** Start of Supplied entries **
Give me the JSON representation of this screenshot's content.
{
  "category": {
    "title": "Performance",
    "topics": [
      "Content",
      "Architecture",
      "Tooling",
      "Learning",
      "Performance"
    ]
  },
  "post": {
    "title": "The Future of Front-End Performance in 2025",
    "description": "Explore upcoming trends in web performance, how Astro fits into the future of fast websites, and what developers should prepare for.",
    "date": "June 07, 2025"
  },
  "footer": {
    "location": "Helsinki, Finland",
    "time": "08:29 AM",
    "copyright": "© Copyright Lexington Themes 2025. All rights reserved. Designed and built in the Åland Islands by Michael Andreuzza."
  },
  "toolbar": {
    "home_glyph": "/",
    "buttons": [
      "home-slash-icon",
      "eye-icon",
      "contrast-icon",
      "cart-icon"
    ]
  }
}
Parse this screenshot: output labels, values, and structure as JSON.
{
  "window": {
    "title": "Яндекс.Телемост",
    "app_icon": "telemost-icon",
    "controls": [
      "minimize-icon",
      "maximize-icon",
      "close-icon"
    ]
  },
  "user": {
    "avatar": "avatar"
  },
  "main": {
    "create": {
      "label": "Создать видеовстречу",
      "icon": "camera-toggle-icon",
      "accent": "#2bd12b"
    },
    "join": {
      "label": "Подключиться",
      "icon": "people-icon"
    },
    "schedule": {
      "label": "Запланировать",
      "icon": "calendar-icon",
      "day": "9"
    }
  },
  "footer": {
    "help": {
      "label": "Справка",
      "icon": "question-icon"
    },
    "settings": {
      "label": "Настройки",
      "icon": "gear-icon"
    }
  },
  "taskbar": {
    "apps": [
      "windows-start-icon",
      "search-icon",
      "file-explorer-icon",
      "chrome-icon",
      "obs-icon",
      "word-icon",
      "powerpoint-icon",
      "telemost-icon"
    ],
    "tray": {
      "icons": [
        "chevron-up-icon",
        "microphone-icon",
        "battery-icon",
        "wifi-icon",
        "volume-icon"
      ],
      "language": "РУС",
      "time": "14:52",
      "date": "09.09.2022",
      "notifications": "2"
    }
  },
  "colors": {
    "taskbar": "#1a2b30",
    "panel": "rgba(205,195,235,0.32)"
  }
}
** End of Supplied entries **
## Exercise prompt
Transcribe the records above exactly as they appear.

## Solution to the exercise
Give me the JSON representation of this screenshot's content.
{
  "category": {
    "title": "Performance",
    "topics": [
      "Content",
      "Architecture",
      "Tooling",
      "Learning",
      "Performance"
    ]
  },
  "post": {
    "title": "The Future of Front-End Performance in 2025",
    "description": "Explore upcoming trends in web performance, how Astro fits into the future of fast websites, and what developers should prepare for.",
    "date": "June 07, 2025"
  },
  "footer": {
    "location": "Helsinki, Finland",
    "time": "08:29 AM",
    "copyright": "© Copyright Lexington Themes 2025. All rights reserved. Designed and built in the Åland Islands by Michael Andreuzza."
  },
  "toolbar": {
    "home_glyph": "/",
    "buttons": [
      "home-slash-icon",
      "eye-icon",
      "contrast-icon",
      "cart-icon"
    ]
  }
}
Parse this screenshot: output labels, values, and structure as JSON.
{
  "window": {
    "title": "Яндекс.Телемост",
    "app_icon": "telemost-icon",
    "controls": [
      "minimize-icon",
      "maximize-icon",
      "close-icon"
    ]
  },
  "user": {
    "avatar": "avatar"
  },
  "main": {
    "create": {
      "label": "Создать видеовстречу",
      "icon": "camera-toggle-icon",
      "accent": "#2bd12b"
    },
    "join": {
      "label": "Подключиться",
      "icon": "people-icon"
    },
    "schedule": {
      "label": "Запланировать",
      "icon": "calendar-icon",
      "day": "9"
    }
  },
  "footer": {
    "help": {
      "label": "Справка",
      "icon": "question-icon"
    },
    "settings": {
      "label": "Настройки",
      "icon": "gear-icon"
    }
  },
  "taskbar": {
    "apps": [
      "windows-start-icon",
      "search-icon",
      "file-explorer-icon",
      "chrome-icon",
      "obs-icon",
      "word-icon",
      "powerpoint-icon",
      "telemost-icon"
    ],
    "tray": {
      "icons": [
        "chevron-up-icon",
        "microphone-icon",
        "battery-icon",
        "wifi-icon",
        "volume-icon"
      ],
      "language": "РУС",
      "time": "14:52",
      "date": "09.09.2022",
      "notifications": "2"
    }
  },
  "colors": {
    "taskbar": "#1a2b30",
    "panel": "rgba(205,195,235,0.32)"
  }
}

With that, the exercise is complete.